#### [Exercise aim]
Pull out all lines from the listing below in which the word "name" appears.

START Data entries

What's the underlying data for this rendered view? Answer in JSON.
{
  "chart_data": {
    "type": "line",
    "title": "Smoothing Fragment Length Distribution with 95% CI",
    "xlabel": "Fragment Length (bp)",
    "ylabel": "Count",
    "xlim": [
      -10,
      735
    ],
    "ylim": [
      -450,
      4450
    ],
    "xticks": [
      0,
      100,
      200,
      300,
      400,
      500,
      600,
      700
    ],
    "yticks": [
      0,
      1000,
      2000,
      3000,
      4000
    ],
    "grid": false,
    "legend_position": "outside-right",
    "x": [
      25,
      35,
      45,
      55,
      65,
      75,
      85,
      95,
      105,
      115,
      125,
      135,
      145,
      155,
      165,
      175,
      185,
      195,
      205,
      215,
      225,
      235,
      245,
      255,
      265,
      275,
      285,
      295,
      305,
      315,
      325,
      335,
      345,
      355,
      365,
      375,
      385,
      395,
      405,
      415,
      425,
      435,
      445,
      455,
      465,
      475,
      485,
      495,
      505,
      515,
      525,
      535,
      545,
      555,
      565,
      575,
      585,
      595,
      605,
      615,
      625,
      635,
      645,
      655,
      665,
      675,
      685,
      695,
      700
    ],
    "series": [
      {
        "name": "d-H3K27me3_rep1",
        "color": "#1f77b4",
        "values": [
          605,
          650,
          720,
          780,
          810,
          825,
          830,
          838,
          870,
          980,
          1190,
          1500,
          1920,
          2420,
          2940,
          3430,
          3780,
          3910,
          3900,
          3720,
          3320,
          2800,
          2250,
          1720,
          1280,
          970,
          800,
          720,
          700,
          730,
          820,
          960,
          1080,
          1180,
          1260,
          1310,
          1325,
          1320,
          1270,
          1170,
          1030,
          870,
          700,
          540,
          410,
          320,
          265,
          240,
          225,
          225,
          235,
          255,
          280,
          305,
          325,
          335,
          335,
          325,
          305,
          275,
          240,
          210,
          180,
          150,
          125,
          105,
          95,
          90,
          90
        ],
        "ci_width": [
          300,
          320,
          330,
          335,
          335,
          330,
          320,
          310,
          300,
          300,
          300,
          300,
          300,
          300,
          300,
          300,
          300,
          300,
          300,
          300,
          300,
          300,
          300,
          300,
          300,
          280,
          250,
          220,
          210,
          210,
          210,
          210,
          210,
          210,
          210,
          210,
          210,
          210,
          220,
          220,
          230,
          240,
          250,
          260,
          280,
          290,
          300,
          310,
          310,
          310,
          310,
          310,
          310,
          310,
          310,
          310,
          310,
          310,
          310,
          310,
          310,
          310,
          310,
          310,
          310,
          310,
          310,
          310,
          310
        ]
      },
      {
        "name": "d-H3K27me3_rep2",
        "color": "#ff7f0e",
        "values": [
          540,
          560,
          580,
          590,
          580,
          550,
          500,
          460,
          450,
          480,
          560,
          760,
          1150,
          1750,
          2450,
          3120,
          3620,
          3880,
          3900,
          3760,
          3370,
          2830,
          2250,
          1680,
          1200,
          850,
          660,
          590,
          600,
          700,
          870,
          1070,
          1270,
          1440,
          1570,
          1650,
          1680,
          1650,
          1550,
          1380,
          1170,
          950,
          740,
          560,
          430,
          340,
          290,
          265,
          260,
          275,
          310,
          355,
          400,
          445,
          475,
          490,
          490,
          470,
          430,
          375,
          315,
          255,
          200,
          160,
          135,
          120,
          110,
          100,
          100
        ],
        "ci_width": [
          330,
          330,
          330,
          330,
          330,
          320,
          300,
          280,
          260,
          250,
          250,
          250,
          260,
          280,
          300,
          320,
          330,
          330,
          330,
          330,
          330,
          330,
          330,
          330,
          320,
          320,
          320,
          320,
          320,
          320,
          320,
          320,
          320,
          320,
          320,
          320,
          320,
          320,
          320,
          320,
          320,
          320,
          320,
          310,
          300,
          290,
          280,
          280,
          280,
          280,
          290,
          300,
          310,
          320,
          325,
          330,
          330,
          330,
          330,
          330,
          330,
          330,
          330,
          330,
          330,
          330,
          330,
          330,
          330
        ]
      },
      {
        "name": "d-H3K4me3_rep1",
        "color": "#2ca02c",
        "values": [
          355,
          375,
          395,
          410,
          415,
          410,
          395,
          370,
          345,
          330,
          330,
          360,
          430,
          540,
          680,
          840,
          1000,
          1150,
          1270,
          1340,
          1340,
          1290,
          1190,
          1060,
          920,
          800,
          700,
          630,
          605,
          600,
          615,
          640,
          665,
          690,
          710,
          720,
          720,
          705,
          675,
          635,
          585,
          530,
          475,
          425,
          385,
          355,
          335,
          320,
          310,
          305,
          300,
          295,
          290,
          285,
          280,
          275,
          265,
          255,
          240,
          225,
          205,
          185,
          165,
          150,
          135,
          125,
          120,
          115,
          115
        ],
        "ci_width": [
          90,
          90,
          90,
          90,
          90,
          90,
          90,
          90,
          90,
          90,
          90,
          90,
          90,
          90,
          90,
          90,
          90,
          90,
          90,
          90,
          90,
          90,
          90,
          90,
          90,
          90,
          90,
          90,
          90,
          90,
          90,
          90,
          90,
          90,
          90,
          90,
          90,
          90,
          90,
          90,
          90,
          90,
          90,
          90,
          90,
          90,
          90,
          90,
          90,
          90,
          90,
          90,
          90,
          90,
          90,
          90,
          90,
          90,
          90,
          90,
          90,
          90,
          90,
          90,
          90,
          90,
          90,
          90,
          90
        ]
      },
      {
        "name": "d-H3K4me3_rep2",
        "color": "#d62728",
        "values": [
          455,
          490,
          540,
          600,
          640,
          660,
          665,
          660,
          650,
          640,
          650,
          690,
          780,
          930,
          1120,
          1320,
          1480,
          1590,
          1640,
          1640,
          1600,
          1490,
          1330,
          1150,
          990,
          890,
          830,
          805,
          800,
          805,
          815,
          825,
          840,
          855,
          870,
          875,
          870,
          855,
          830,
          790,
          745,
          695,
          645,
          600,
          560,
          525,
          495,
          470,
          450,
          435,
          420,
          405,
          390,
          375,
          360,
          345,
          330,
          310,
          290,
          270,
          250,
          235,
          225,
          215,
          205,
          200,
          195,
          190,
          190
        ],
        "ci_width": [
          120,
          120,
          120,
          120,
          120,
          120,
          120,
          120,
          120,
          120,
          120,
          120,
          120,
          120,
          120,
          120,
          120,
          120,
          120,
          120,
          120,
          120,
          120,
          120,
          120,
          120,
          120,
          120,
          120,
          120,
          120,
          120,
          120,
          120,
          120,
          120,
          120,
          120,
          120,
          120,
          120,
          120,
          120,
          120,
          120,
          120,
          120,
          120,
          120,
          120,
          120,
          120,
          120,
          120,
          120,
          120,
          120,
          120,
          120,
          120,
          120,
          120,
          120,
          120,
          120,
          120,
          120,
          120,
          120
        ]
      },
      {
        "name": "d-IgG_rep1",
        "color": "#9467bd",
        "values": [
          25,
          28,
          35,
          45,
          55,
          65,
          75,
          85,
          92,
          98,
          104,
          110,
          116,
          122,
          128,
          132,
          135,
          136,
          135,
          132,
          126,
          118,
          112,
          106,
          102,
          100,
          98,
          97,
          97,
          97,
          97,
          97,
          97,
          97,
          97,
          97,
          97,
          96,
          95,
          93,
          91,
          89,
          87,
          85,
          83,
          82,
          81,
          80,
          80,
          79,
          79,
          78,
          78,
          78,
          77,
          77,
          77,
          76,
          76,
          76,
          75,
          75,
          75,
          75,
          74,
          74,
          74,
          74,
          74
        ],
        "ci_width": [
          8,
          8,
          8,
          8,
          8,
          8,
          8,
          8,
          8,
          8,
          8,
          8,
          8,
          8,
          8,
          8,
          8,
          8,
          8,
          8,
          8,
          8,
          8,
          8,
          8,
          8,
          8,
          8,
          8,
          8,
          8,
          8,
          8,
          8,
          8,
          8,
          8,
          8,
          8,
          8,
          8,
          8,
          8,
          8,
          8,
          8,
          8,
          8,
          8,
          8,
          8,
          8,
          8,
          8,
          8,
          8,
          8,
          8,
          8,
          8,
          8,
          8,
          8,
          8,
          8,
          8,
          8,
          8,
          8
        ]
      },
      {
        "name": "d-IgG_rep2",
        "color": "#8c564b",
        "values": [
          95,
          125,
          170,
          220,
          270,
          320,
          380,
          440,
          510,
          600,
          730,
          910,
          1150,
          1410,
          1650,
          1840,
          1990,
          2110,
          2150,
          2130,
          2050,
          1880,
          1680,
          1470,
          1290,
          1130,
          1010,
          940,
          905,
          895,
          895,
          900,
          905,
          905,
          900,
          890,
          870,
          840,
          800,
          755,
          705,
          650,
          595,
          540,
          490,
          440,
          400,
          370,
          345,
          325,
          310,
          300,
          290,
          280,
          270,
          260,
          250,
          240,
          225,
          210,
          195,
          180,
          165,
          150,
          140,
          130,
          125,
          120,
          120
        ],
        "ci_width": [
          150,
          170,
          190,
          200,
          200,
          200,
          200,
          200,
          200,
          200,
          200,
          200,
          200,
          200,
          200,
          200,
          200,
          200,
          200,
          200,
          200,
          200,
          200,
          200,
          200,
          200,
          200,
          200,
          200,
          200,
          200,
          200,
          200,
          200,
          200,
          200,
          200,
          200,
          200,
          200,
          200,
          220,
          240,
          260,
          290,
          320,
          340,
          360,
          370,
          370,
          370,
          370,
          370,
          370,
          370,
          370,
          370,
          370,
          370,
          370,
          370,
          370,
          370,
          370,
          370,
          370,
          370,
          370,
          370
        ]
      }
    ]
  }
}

END Data entries

#### [Answer for the task]
        "name": "d-H3K27me3_rep1",
        "name": "d-H3K27me3_rep2",
        "name": "d-H3K4me3_rep1",
        "name": "d-H3K4me3_rep2",
        "name": "d-IgG_rep1",
        "name": "d-IgG_rep2",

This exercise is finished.